[Data entries]
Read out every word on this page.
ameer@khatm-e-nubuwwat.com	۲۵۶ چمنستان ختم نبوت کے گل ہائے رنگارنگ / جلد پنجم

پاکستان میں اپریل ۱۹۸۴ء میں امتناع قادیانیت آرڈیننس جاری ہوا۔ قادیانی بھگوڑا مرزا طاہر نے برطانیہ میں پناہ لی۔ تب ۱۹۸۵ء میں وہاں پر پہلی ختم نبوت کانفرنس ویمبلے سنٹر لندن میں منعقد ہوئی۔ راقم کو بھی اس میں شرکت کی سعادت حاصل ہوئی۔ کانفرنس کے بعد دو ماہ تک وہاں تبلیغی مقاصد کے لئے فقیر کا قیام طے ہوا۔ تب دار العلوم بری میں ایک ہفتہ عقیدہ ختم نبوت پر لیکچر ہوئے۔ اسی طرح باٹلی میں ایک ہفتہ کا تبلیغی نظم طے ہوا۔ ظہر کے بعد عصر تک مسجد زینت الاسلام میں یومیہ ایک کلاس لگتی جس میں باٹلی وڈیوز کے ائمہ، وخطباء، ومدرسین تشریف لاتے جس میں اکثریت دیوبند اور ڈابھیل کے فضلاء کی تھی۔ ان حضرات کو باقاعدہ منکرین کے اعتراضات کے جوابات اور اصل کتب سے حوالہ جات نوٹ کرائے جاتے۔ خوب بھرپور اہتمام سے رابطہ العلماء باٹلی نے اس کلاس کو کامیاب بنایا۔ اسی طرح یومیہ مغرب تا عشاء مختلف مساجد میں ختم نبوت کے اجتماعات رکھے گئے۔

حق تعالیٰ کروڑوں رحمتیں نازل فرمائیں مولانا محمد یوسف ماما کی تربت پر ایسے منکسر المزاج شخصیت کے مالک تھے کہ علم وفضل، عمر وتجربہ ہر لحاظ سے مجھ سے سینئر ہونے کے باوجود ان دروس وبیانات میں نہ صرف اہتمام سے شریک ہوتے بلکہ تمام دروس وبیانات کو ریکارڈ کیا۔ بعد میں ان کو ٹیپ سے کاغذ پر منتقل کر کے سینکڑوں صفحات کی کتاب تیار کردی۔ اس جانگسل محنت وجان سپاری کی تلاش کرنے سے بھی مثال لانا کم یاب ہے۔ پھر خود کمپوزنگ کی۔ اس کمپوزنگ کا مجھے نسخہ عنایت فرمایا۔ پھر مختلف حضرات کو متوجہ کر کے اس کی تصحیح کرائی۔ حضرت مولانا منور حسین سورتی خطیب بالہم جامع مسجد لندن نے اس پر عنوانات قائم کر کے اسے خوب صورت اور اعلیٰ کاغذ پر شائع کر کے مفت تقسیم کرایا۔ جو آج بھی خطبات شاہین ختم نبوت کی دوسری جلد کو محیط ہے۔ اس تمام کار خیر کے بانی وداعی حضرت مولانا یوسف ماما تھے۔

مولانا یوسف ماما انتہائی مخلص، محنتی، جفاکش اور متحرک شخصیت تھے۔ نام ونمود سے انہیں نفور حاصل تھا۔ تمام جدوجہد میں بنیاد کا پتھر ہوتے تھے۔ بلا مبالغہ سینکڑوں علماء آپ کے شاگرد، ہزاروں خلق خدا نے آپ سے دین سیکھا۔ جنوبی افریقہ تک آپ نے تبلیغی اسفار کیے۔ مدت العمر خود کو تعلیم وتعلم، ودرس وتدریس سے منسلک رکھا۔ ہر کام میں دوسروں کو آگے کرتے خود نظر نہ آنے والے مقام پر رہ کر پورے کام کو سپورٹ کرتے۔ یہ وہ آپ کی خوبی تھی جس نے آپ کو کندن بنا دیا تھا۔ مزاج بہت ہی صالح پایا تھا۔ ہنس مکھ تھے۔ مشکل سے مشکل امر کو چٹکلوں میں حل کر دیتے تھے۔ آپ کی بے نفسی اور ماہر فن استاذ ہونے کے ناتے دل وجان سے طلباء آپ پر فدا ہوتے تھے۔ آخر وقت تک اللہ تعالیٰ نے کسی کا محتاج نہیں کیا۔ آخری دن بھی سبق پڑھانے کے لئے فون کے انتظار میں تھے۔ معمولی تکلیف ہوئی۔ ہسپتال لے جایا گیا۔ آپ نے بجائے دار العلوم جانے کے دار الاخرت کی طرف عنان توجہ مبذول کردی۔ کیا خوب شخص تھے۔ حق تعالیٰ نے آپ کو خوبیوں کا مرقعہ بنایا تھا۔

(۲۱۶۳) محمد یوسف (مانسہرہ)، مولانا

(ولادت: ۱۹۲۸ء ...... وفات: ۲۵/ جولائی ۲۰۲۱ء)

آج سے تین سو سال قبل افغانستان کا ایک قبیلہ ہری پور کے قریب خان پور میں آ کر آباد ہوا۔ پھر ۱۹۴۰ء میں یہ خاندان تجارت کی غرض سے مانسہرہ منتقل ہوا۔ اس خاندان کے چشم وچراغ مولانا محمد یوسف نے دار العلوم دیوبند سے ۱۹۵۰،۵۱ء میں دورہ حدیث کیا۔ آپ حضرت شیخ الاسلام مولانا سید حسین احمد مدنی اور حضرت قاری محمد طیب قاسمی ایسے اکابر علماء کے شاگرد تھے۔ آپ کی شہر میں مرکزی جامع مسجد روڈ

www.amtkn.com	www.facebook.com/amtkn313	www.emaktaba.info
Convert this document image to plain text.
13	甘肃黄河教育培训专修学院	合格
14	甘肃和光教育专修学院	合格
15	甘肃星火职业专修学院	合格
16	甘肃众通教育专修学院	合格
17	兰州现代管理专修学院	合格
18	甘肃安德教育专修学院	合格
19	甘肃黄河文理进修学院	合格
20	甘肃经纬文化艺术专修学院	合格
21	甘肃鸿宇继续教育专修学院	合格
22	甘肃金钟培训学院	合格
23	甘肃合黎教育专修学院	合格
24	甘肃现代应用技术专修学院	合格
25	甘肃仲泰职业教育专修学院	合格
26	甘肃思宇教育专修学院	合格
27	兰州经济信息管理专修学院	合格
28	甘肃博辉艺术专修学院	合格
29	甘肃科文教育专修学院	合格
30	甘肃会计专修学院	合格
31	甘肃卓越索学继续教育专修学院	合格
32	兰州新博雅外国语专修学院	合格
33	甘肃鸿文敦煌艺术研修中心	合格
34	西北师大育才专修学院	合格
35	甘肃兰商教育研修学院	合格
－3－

Exercise brief >> Return every entry verbatim.

Answer to this task >>
Read out every word on this page.
ameer@khatm-e-nubuwwat.com	۲۵۶ چمنستان ختم نبوت کے گل ہائے رنگارنگ / جلد پنجم

پاکستان میں اپریل ۱۹۸۴ء میں امتناع قادیانیت آرڈیننس جاری ہوا۔ قادیانی بھگوڑا مرزا طاہر نے برطانیہ میں پناہ لی۔ تب ۱۹۸۵ء میں وہاں پر پہلی ختم نبوت کانفرنس ویمبلے سنٹر لندن میں منعقد ہوئی۔ راقم کو بھی اس میں شرکت کی سعادت حاصل ہوئی۔ کانفرنس کے بعد دو ماہ تک وہاں تبلیغی مقاصد کے لئے فقیر کا قیام طے ہوا۔ تب دار العلوم بری میں ایک ہفتہ عقیدہ ختم نبوت پر لیکچر ہوئے۔ اسی طرح باٹلی میں ایک ہفتہ کا تبلیغی نظم طے ہوا۔ ظہر کے بعد عصر تک مسجد زینت الاسلام میں یومیہ ایک کلاس لگتی جس میں باٹلی وڈیوز کے ائمہ، وخطباء، ومدرسین تشریف لاتے جس میں اکثریت دیوبند اور ڈابھیل کے فضلاء کی تھی۔ ان حضرات کو باقاعدہ منکرین کے اعتراضات کے جوابات اور اصل کتب سے حوالہ جات نوٹ کرائے جاتے۔ خوب بھرپور اہتمام سے رابطہ العلماء باٹلی نے اس کلاس کو کامیاب بنایا۔ اسی طرح یومیہ مغرب تا عشاء مختلف مساجد میں ختم نبوت کے اجتماعات رکھے گئے۔

حق تعالیٰ کروڑوں رحمتیں نازل فرمائیں مولانا محمد یوسف ماما کی تربت پر ایسے منکسر المزاج شخصیت کے مالک تھے کہ علم وفضل، عمر وتجربہ ہر لحاظ سے مجھ سے سینئر ہونے کے باوجود ان دروس وبیانات میں نہ صرف اہتمام سے شریک ہوتے بلکہ تمام دروس وبیانات کو ریکارڈ کیا۔ بعد میں ان کو ٹیپ سے کاغذ پر منتقل کر کے سینکڑوں صفحات کی کتاب تیار کردی۔ اس جانگسل محنت وجان سپاری کی تلاش کرنے سے بھی مثال لانا کم یاب ہے۔ پھر خود کمپوزنگ کی۔ اس کمپوزنگ کا مجھے نسخہ عنایت فرمایا۔ پھر مختلف حضرات کو متوجہ کر کے اس کی تصحیح کرائی۔ حضرت مولانا منور حسین سورتی خطیب بالہم جامع مسجد لندن نے اس پر عنوانات قائم کر کے اسے خوب صورت اور اعلیٰ کاغذ پر شائع کر کے مفت تقسیم کرایا۔ جو آج بھی خطبات شاہین ختم نبوت کی دوسری جلد کو محیط ہے۔ اس تمام کار خیر کے بانی وداعی حضرت مولانا یوسف ماما تھے۔

مولانا یوسف ماما انتہائی مخلص، محنتی، جفاکش اور متحرک شخصیت تھے۔ نام ونمود سے انہیں نفور حاصل تھا۔ تمام جدوجہد میں بنیاد کا پتھر ہوتے تھے۔ بلا مبالغہ سینکڑوں علماء آپ کے شاگرد، ہزاروں خلق خدا نے آپ سے دین سیکھا۔ جنوبی افریقہ تک آپ نے تبلیغی اسفار کیے۔ مدت العمر خود کو تعلیم وتعلم، ودرس وتدریس سے منسلک رکھا۔ ہر کام میں دوسروں کو آگے کرتے خود نظر نہ آنے والے مقام پر رہ کر پورے کام کو سپورٹ کرتے۔ یہ وہ آپ کی خوبی تھی جس نے آپ کو کندن بنا دیا تھا۔ مزاج بہت ہی صالح پایا تھا۔ ہنس مکھ تھے۔ مشکل سے مشکل امر کو چٹکلوں میں حل کر دیتے تھے۔ آپ کی بے نفسی اور ماہر فن استاذ ہونے کے ناتے دل وجان سے طلباء آپ پر فدا ہوتے تھے۔ آخر وقت تک اللہ تعالیٰ نے کسی کا محتاج نہیں کیا۔ آخری دن بھی سبق پڑھانے کے لئے فون کے انتظار میں تھے۔ معمولی تکلیف ہوئی۔ ہسپتال لے جایا گیا۔ آپ نے بجائے دار العلوم جانے کے دار الاخرت کی طرف عنان توجہ مبذول کردی۔ کیا خوب شخص تھے۔ حق تعالیٰ نے آپ کو خوبیوں کا مرقعہ بنایا تھا۔

(۲۱۶۳) محمد یوسف (مانسہرہ)، مولانا

(ولادت: ۱۹۲۸ء ...... وفات: ۲۵/ جولائی ۲۰۲۱ء)

آج سے تین سو سال قبل افغانستان کا ایک قبیلہ ہری پور کے قریب خان پور میں آ کر آباد ہوا۔ پھر ۱۹۴۰ء میں یہ خاندان تجارت کی غرض سے مانسہرہ منتقل ہوا۔ اس خاندان کے چشم وچراغ مولانا محمد یوسف نے دار العلوم دیوبند سے ۱۹۵۰،۵۱ء میں دورہ حدیث کیا۔ آپ حضرت شیخ الاسلام مولانا سید حسین احمد مدنی اور حضرت قاری محمد طیب قاسمی ایسے اکابر علماء کے شاگرد تھے۔ آپ کی شہر میں مرکزی جامع مسجد روڈ

www.amtkn.com	www.facebook.com/amtkn313	www.emaktaba.info
Convert this document image to plain text.
13	甘肃黄河教育培训专修学院	合格
14	甘肃和光教育专修学院	合格
15	甘肃星火职业专修学院	合格
16	甘肃众通教育专修学院	合格
17	兰州现代管理专修学院	合格
18	甘肃安德教育专修学院	合格
19	甘肃黄河文理进修学院	合格
20	甘肃经纬文化艺术专修学院	合格
21	甘肃鸿宇继续教育专修学院	合格
22	甘肃金钟培训学院	合格
23	甘肃合黎教育专修学院	合格
24	甘肃现代应用技术专修学院	合格
25	甘肃仲泰职业教育专修学院	合格
26	甘肃思宇教育专修学院	合格
27	兰州经济信息管理专修学院	合格
28	甘肃博辉艺术专修学院	合格
29	甘肃科文教育专修学院	合格
30	甘肃会计专修学院	合格
31	甘肃卓越索学继续教育专修学院	合格
32	兰州新博雅外国语专修学院	合格
33	甘肃鸿文敦煌艺术研修中心	合格
34	西北师大育才专修学院	合格
35	甘肃兰商教育研修学院	合格
－3－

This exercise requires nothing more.